## [Direction]
Everything in the listing except the pictures should be written out exactly.

## [Data provided]
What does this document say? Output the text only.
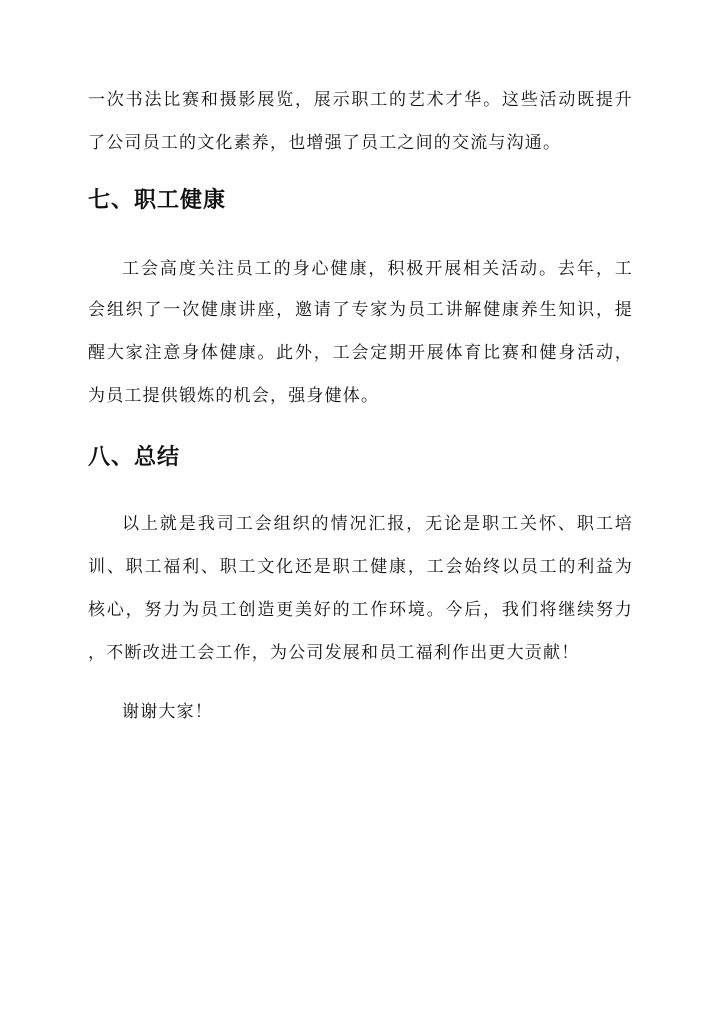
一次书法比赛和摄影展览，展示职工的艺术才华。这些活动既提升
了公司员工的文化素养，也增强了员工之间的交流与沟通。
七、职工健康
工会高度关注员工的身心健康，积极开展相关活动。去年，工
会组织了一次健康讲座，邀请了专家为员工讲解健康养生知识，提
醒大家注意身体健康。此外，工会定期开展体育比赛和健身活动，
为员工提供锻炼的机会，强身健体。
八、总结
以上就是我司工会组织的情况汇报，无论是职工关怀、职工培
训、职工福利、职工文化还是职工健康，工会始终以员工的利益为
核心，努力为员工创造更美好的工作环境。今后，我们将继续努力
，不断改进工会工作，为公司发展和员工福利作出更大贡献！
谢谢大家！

## [Result]
What does this document say? Output the text only.
一次书法比赛和摄影展览，展示职工的艺术才华。这些活动既提升
了公司员工的文化素养，也增强了员工之间的交流与沟通。
七、职工健康
工会高度关注员工的身心健康，积极开展相关活动。去年，工
会组织了一次健康讲座，邀请了专家为员工讲解健康养生知识，提
醒大家注意身体健康。此外，工会定期开展体育比赛和健身活动，
为员工提供锻炼的机会，强身健体。
八、总结
以上就是我司工会组织的情况汇报，无论是职工关怀、职工培
训、职工福利、职工文化还是职工健康，工会始终以员工的利益为
核心，努力为员工创造更美好的工作环境。今后，我们将继续努力
，不断改进工会工作，为公司发展和员工福利作出更大贡献！
谢谢大家！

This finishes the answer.